BEGIN TEXT

I wasn’t sure where to ask this, so please feel free to direct me to a different community if there’s a good one for this question.
Are there any US banks that allow their clients programmatic access to their own data? As far as I’m aware, that’s not really a thing in the US, but I might be willing to switch banks if there are any that provide access.
Some banks support the open financial exchange (OFX) protocol for fetching information: https://en.m.wikipedia.org/wiki/Open_Financial_Exchange
This is a list of some of the banks that are known to support it and their connection information from GnuCash, but it might be out if date:
https://wiki.gnucash.org/wiki/Talk:Setting_up_OFXDirectConnect
My bank, bunq, allows that. I do remember people talking about using it as a US citizen. Might be worth looking into.
This looks really cool. Just spent a bunch of time looking into it and finally found this, though:
All personal plans are available in Austria, Belgium, Bulgaria, Croatia, Cyprus, Czech Republic, Denmark, Estonia, Finland, France, Germany, Greece, Hungary, Iceland, Ireland, Italy, Lichtenstein, Luxembourg, Malta, the Netherlands, Norway, Portugal, Romania, Slovakia, Slovenia, Spain, Sweden, Ukraine.

END TEXT
BEGIN DATA FOR THE TASK

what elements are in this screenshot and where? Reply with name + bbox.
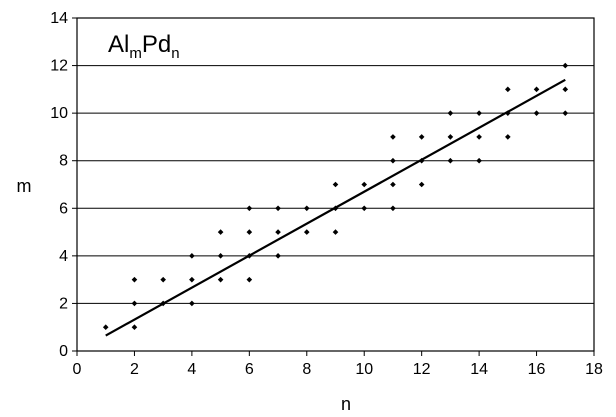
x-axis-title: n (341, 394, 351, 414)
data-point-10-7 (361, 181, 368, 188)
data-point-7-4 (275, 253, 281, 259)
data-point-11-9 (390, 134, 396, 140)
data-point-13-10 (447, 110, 454, 116)
data-point-4-4 (189, 253, 195, 259)
x-tick-label-10: 10 (355, 361, 373, 378)
data-point-5-3 (217, 276, 224, 283)
data-point-12-9 (418, 134, 425, 140)
data-point-7-6 (275, 205, 281, 212)
x-tick-label-12: 12 (413, 361, 431, 378)
data-point-2-2 (131, 300, 138, 307)
legend-label-mid: Pd (142, 31, 171, 58)
x-tick-label-0: 0 (73, 361, 82, 378)
data-point-9-7 (332, 181, 339, 188)
data-point-5-4 (217, 253, 224, 259)
data-point-4-3 (189, 276, 195, 283)
data-point-1-1 (102, 324, 109, 331)
data-point-11-7 (390, 181, 396, 188)
x-tick-label-16: 16 (528, 361, 546, 378)
y-tick-label-6: 6 (59, 200, 68, 217)
data-point-6-6 (246, 205, 253, 212)
plot-frame (76, 17, 595, 352)
x-tick-label-18: 18 (585, 361, 603, 378)
legend-label-sub2: n (171, 45, 179, 62)
x-tick-label-4: 4 (187, 361, 196, 378)
data-point-17-11 (562, 86, 569, 93)
y-tick-label-2: 2 (59, 295, 68, 312)
y-tick-label-4: 4 (59, 248, 68, 265)
data-point-17-10 (562, 110, 569, 116)
x-tick-label-8: 8 (302, 361, 311, 378)
y-tick-label-10: 10 (50, 105, 68, 122)
data-point-6-5 (246, 229, 253, 235)
data-point-13-8 (447, 157, 454, 164)
data-point-14-10 (476, 110, 482, 116)
data-point-8-6 (303, 205, 310, 212)
gridlines (77, 17, 594, 304)
legend-label: AlmPdn (108, 31, 180, 62)
data-point-7-5 (275, 229, 281, 235)
data-point-16-10 (533, 110, 540, 116)
data-point-4-2 (189, 300, 195, 307)
data-point-14-8 (476, 157, 482, 164)
data-point-15-9 (505, 134, 511, 140)
x-tick-label-6: 6 (245, 361, 254, 378)
axes (72, 17, 595, 356)
data-point-9-6 (332, 205, 339, 212)
data-point-12-7 (418, 181, 425, 188)
y-tick-label-12: 12 (50, 58, 68, 75)
data-point-2-1 (131, 324, 138, 331)
y-tick-label-0: 0 (59, 343, 68, 360)
data-point-9-5 (332, 229, 339, 235)
data-point-10-6 (361, 205, 368, 212)
data-point-14-9 (476, 134, 482, 140)
y-tick-label-14: 14 (50, 10, 68, 27)
y-axis-title: m (17, 176, 32, 196)
legend-label-sub1: m (129, 45, 142, 62)
data-point-16-11 (533, 86, 540, 93)
data-point-15-11 (505, 86, 511, 93)
data-point-13-9 (447, 134, 454, 140)
data-point-6-4 (246, 253, 253, 259)
data-point-5-5 (217, 229, 224, 235)
data-point-11-6 (390, 205, 396, 212)
y-tick-label-8: 8 (59, 153, 68, 170)
data-point-2-3 (131, 276, 138, 283)
data-point-11-8 (390, 157, 396, 164)
data-point-3-3 (160, 276, 166, 283)
data-points (102, 62, 569, 331)
data-point-17-12 (562, 62, 569, 69)
data-point-15-10 (505, 110, 511, 116)
legend-label-base: Al (108, 31, 129, 58)
x-tick-label-14: 14 (470, 361, 488, 378)
data-point-3-2 (160, 300, 166, 307)
data-point-8-5 (303, 229, 310, 235)
tick-labels: 0 2 4 6 8 10 12 14 0 2 4 6 8 10 12 14 16 18 (50, 10, 603, 378)
data-point-12-8 (418, 157, 425, 164)
data-point-6-3 (246, 276, 253, 283)
x-tick-label-2: 2 (130, 361, 139, 378)
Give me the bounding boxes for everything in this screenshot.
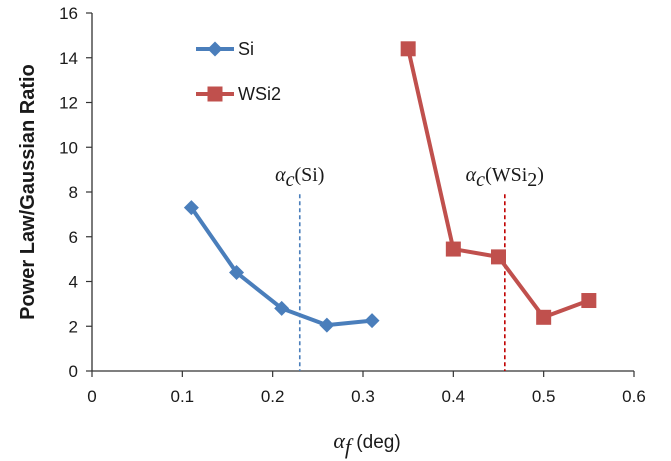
data-point <box>400 41 416 57</box>
data-point <box>491 249 506 265</box>
y-tick-label: 2 <box>69 317 78 336</box>
critical-angle-label: αc(WSi2) <box>466 164 544 191</box>
series-si <box>183 200 380 333</box>
x-axis-title-symbol: α <box>333 428 345 453</box>
x-tick-label: 0.1 <box>171 387 195 406</box>
legend-label: Si <box>238 39 254 59</box>
series-wsi2 <box>400 41 597 325</box>
data-point <box>183 200 199 216</box>
x-tick-label: 0.3 <box>351 387 375 406</box>
critical-angle-subscript: c <box>286 169 295 191</box>
x-tick-label: 0 <box>87 387 96 406</box>
x-axis-title-unit: (deg) <box>351 432 401 453</box>
x-tick-label: 0.6 <box>622 387 646 406</box>
critical-angle-material-subscript: 2 <box>527 169 537 191</box>
y-tick-label: 16 <box>59 4 78 23</box>
y-tick-label: 14 <box>59 49 78 68</box>
y-tick-label: 6 <box>69 228 78 247</box>
critical-angle-close: ) <box>537 164 544 186</box>
critical-angle-material: (Si) <box>294 164 324 186</box>
y-tick-label: 8 <box>69 183 78 202</box>
data-point <box>445 241 461 257</box>
x-tick-label: 0.2 <box>261 387 285 406</box>
data-point <box>229 265 245 281</box>
data-point <box>274 300 290 316</box>
y-tick-label: 10 <box>59 138 78 157</box>
data-point <box>536 309 552 325</box>
critical-angle-symbol: α <box>275 164 286 186</box>
legend-marker <box>207 86 223 102</box>
critical-angle-material: (WSi <box>485 164 528 186</box>
x-axis-title-subscript: f <box>345 434 354 459</box>
critical-angle-label: αc(Si) <box>275 164 324 191</box>
y-axis-title: Power Law/Gaussian Ratio <box>17 64 39 320</box>
x-axis-title: αf (deg) <box>333 428 400 459</box>
y-tick-label: 4 <box>69 273 78 292</box>
x-tick-label: 0.5 <box>532 387 556 406</box>
data-point <box>319 317 335 333</box>
legend-item: Si <box>196 39 254 59</box>
x-tick-label: 0.4 <box>442 387 466 406</box>
critical-angle-subscript: c <box>476 169 485 191</box>
legend-marker <box>207 41 223 57</box>
legend-item: WSi2 <box>196 84 281 104</box>
data-point <box>581 293 597 309</box>
critical-angle-symbol: α <box>466 164 477 186</box>
data-point <box>364 313 380 329</box>
legend-label: WSi2 <box>238 84 281 104</box>
y-tick-label: 12 <box>59 94 78 113</box>
y-tick-label: 0 <box>69 362 78 381</box>
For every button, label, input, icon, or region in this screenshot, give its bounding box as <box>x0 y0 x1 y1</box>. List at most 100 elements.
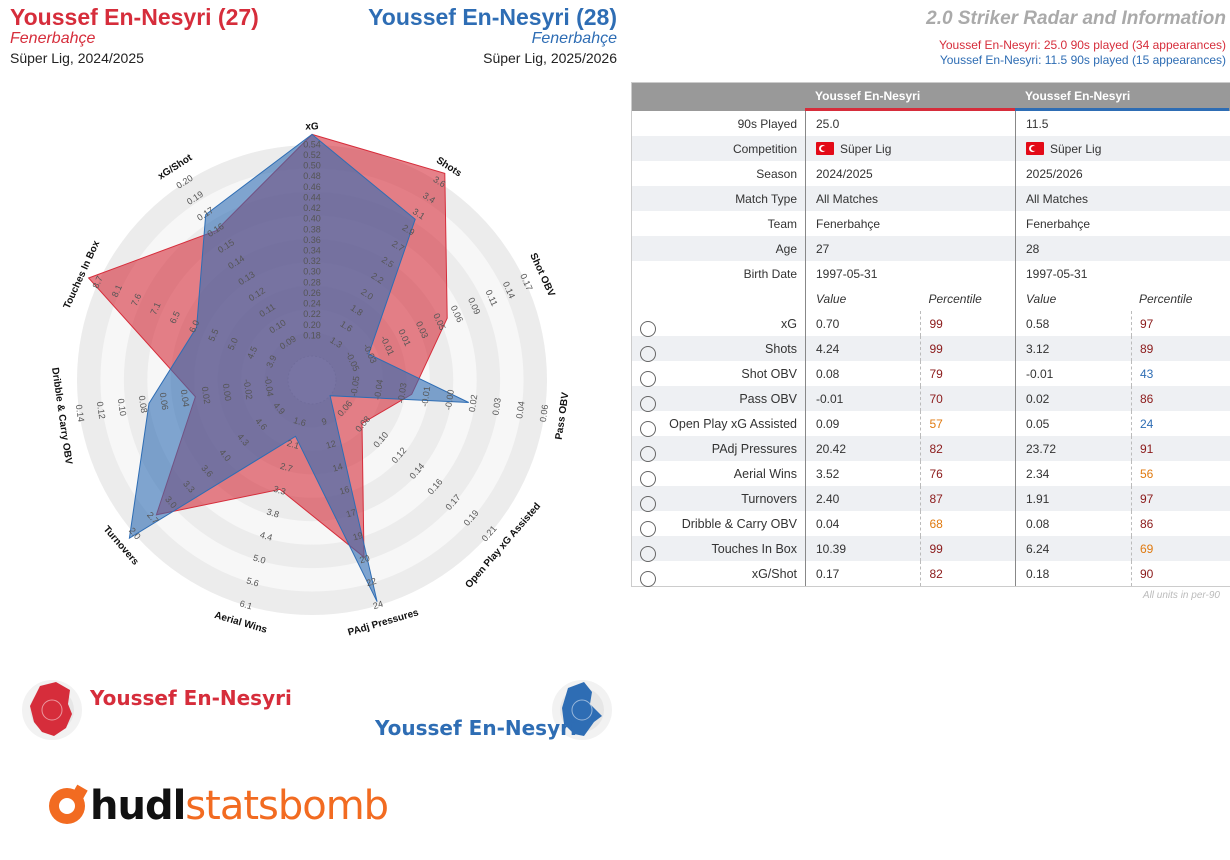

END DATA FOR THE TASK

• _OBJECTIVES_
1) Collect every line of the listing that contains the string "title".
2) Continue the forum thread about US banks that give clients programmatic access to their data, picking up after its final post.

• _RESULTS_
1)
x-axis-title: n (341, 394, 351, 414)
y-axis-title: m (17, 176, 32, 196)
x-axis-title-symbol: α <box>333 428 345 453</box>
x-axis-title-unit: (deg) <box>351 432 401 453</box>
x-axis-title-subscript: f <box>345 434 354 459</box>
y-axis-title: Power Law/Gaussian Ratio <box>17 64 39 320</box>
x-axis-title: αf (deg) <box>333 428 400 459</box>

2)
Doesn’t look like it’s available in the US.
Edit: Looks like they’re working on coming to the US, though! https://www.bunq.com/us
Signing up for updates. Thanks for the heads up!
I, too, looked high and low for this. Switching credit unions every year or so when they’d stop offering access. I finally gave up and started using Plaid. They grab all transactions from all my various accounts for $2.16/mo and shove them into Moneydance. Not what you asked for, but it works.
I’m currently having my accounts send me alerts on as many transactions as possible and then programmatically reading them from my email. It works, basically, but it’s not perfect.
I’m hoping someone gives you a better answer, but in case no one does, here’s one potential path depending on how much work you’re willing to put into it.
For decades there has been a Personal Finance software package call Quicken. Even before online banking existed, Quicken offered a way for banks to export transaction and balance data for people to manage their finances. Rich online banking came along and largely negated this need for most folks, but the Quicken links and exports were already implemented in thousands of banks across the USA. Now, I imagine some have given up supporting Quicken exports, but a quick Google search shows there are Quicken users doing exports even today in 2023, so apparently its still a thing.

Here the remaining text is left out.